Text segment:

The Elusive Naturally Blue Smoothie

Naturally blue smoothie with butterfly pea flowersA few years ago I tried to create a naturally blue smoothie. However, it was only blue if it had an unpalatable amount of baking soda in it. Over the past year, I’ve seen multiple naturally blue smoothies show up online with two different blue ingredients: butterfly pea flowers and a spirulina blue-green algae extract.

The butterfly pea grows in Southeast Asia and has edible blue flowers. People there have used it for tea and blue rice for ages, but now, thanks to the internet, the rest of the world can enjoy it. I was surprised to find dried butterfly pea flowers for under $4, including shipping from Thailand(!), so I had to order some. The butterfly pea flowers don’t taste like much, so they pretty much just add color.

Short problem: From the blue smoothie piece, repeat everything from "The butterfly pea grows" down to "just add color.". The material that comes next has no connection to the blue smoothie piece.

Element position data
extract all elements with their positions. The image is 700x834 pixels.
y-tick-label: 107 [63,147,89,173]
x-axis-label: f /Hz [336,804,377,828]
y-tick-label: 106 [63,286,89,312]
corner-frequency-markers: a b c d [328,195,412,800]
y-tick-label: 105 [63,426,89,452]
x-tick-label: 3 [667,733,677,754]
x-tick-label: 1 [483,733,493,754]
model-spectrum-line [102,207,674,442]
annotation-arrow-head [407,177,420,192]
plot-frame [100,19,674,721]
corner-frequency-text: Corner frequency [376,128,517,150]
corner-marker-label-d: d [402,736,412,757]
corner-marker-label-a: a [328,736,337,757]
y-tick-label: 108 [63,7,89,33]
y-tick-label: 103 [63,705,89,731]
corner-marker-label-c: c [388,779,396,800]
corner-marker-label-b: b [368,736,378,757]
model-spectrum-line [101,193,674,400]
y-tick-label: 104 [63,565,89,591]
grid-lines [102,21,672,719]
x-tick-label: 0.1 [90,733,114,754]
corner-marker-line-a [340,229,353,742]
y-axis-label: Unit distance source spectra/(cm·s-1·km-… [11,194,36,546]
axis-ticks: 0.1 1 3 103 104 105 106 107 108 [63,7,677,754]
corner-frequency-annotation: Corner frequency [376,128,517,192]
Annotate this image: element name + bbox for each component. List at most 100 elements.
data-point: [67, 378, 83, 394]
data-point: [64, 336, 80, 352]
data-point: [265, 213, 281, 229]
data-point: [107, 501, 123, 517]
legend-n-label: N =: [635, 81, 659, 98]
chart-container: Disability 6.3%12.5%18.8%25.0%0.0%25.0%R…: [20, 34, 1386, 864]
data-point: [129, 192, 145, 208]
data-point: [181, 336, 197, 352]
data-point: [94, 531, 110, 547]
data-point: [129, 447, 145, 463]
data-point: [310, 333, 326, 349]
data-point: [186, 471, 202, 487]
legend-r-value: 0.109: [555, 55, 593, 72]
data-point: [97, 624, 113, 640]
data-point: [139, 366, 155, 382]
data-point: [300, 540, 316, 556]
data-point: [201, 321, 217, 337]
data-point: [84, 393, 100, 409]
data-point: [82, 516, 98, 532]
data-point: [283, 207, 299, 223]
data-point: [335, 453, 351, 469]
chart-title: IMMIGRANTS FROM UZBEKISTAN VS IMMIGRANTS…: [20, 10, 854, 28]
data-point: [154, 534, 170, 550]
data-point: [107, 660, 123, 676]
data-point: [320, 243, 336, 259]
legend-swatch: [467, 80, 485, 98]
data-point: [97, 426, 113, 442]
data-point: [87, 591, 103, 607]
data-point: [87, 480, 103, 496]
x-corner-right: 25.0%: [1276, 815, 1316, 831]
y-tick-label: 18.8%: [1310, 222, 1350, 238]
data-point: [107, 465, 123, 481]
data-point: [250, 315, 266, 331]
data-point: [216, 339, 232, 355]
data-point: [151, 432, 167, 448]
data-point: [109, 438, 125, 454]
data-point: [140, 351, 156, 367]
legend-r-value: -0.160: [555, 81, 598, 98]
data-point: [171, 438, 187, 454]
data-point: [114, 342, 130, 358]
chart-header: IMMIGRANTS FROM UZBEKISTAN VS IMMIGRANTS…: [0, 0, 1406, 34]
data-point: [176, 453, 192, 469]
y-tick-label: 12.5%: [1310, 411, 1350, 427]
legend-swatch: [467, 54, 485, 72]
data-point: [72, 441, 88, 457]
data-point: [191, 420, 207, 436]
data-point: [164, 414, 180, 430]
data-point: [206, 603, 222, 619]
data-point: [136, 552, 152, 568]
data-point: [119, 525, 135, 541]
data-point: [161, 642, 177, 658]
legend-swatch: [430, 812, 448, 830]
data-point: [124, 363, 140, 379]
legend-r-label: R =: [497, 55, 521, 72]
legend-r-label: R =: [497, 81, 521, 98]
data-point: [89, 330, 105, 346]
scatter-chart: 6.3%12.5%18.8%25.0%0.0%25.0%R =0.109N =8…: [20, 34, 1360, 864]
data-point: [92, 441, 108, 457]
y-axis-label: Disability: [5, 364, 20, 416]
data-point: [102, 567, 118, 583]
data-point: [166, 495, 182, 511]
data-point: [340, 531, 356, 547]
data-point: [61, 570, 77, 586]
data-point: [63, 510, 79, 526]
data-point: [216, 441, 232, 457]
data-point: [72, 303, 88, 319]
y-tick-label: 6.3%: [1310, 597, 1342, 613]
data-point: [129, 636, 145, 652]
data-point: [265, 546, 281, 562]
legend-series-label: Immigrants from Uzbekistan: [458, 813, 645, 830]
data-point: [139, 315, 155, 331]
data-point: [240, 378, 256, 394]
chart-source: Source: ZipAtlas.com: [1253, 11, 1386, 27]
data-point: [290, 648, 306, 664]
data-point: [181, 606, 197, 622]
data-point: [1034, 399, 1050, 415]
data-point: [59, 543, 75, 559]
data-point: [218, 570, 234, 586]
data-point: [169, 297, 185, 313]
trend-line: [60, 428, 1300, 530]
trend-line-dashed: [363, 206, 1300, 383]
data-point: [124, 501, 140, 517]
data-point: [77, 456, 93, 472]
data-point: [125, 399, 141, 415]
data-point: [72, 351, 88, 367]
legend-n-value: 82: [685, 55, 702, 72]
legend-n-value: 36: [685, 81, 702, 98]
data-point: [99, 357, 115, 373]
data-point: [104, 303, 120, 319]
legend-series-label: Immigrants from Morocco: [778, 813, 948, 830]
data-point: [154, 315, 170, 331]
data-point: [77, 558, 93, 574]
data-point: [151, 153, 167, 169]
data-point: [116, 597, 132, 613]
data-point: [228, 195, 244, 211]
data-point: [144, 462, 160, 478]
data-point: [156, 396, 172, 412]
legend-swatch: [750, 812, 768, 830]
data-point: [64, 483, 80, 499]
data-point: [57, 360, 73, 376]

Response to this task:
The butterfly pea grows in Southeast Asia and has edible blue flowers. People there have used it for tea and blue rice for ages, but now, thanks to the internet, the rest of the world can enjoy it. I was surprised to find dried butterfly pea flowers for under $4, including shipping from Thailand(!), so I had to order some. The butterfly pea flowers don’t taste like much, so they pretty much just add color.